• [TASK TO CARRY OUT]:
Check each line of the material below for "xlabel", then copy the ones that contain it.

• [GIVEN DATA]:
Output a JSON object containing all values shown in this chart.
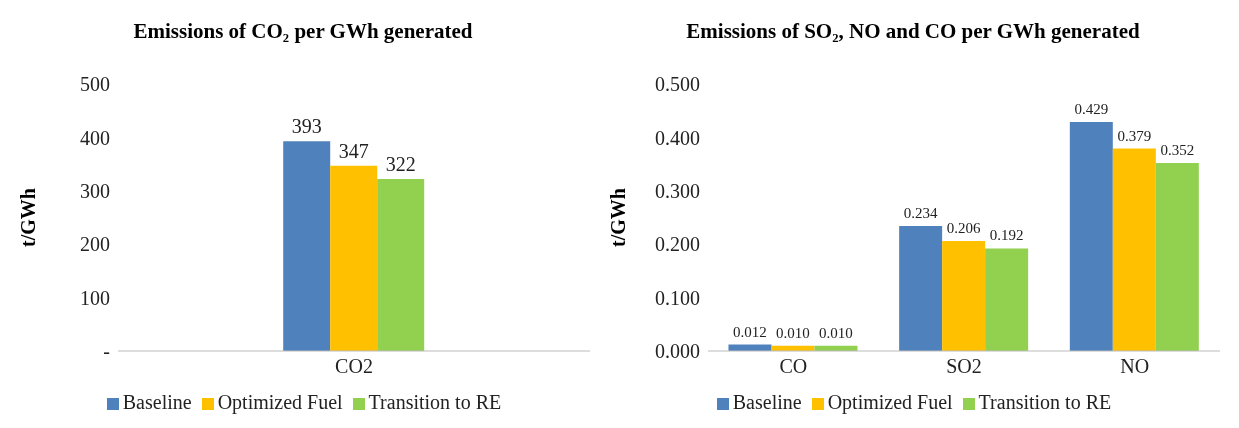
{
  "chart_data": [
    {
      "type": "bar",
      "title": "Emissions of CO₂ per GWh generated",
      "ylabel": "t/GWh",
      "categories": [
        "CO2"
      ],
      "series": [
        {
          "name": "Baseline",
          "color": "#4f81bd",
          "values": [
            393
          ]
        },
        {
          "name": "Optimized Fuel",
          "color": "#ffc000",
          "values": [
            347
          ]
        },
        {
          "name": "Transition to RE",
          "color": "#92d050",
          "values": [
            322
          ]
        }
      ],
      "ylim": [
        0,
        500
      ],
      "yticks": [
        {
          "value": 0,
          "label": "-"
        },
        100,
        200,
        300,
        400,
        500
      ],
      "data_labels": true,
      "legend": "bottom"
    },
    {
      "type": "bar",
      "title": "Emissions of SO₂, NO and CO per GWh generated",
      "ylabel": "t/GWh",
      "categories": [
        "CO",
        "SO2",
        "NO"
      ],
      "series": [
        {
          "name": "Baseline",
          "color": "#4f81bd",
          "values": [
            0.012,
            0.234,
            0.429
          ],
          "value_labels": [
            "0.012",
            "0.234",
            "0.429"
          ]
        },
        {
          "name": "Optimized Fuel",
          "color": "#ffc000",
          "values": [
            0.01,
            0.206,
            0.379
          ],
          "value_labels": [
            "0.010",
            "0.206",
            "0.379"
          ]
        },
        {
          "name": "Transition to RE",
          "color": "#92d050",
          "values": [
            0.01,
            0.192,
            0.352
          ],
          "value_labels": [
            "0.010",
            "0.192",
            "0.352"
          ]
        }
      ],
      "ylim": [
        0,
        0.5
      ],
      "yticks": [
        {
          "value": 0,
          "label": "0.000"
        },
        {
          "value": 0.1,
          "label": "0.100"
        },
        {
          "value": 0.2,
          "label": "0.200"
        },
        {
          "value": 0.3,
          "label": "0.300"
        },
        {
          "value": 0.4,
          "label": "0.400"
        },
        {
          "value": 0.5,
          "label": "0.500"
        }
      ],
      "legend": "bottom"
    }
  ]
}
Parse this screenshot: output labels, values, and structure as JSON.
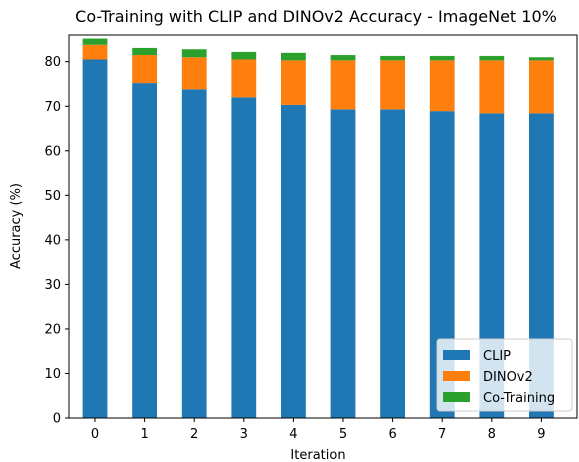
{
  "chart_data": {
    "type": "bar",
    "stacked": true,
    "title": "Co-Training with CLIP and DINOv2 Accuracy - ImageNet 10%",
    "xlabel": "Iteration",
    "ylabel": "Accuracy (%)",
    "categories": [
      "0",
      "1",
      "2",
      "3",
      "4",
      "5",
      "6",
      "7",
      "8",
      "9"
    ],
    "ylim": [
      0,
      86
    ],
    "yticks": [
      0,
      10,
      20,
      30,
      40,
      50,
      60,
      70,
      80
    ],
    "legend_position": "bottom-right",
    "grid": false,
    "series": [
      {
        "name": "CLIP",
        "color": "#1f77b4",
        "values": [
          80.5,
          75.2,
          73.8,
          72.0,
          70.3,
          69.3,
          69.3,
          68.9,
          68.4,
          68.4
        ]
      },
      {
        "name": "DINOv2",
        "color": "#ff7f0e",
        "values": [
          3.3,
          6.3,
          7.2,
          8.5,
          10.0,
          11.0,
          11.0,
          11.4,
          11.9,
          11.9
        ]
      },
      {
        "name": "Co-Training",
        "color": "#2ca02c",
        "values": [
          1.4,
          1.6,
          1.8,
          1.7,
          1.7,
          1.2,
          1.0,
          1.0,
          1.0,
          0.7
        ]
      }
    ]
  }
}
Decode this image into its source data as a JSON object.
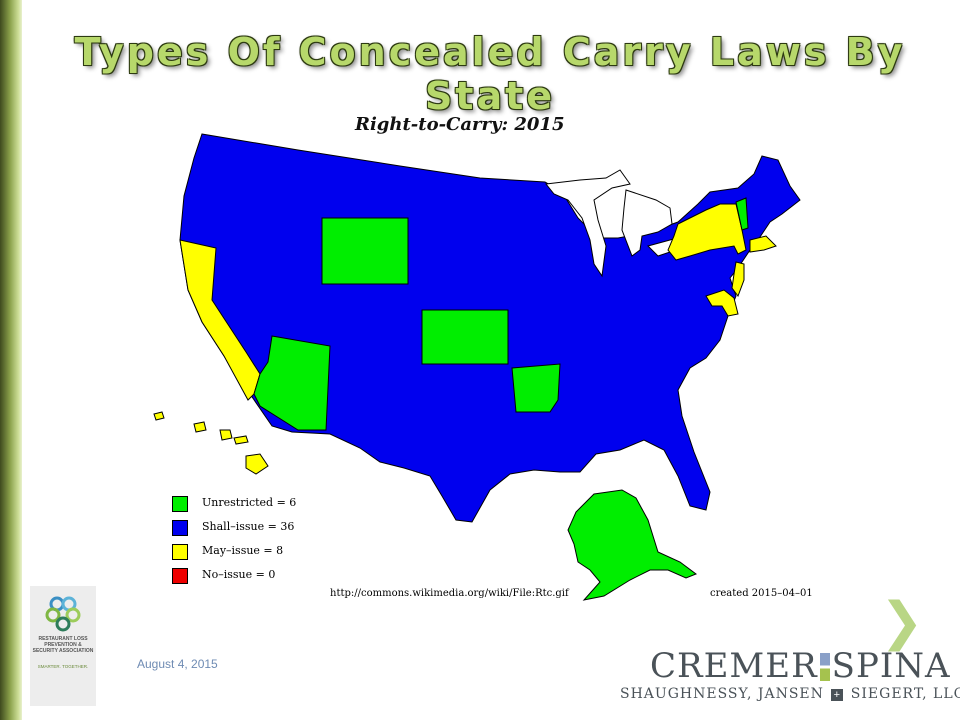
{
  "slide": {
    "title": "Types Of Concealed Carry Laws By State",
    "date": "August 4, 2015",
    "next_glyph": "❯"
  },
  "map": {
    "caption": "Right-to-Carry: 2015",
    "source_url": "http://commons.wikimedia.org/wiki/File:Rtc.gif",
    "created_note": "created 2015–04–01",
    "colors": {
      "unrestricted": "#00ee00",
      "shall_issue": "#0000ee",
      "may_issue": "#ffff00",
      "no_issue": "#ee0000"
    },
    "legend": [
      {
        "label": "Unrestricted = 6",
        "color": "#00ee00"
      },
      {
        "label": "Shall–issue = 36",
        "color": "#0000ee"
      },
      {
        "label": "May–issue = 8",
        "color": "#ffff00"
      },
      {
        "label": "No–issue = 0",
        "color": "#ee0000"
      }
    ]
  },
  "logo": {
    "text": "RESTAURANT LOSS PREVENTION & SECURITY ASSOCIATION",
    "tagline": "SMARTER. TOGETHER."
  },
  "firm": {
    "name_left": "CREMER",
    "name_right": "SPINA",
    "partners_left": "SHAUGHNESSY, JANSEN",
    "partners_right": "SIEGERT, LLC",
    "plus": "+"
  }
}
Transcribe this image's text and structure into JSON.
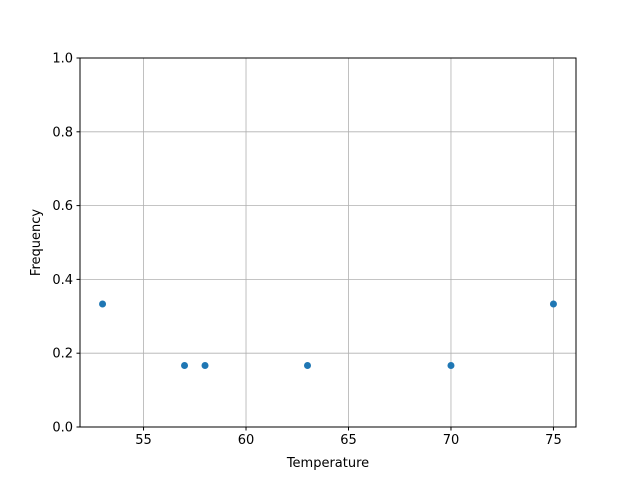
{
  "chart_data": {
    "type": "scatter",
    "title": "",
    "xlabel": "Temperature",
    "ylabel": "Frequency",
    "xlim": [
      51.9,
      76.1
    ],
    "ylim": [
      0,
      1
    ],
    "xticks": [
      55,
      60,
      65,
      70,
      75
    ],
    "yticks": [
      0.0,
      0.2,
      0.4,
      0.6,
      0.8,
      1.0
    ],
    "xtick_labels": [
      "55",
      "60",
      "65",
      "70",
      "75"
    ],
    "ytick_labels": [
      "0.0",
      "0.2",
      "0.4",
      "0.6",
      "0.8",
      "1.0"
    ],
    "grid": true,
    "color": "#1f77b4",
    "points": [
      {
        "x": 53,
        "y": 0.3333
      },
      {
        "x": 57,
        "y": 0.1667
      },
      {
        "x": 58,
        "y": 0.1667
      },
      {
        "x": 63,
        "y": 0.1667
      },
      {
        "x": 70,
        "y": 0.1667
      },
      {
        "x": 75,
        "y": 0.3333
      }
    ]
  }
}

• [WORKED ANSWER]:
    "xlabel": "Iteration",
    "xlabel": "Temperature",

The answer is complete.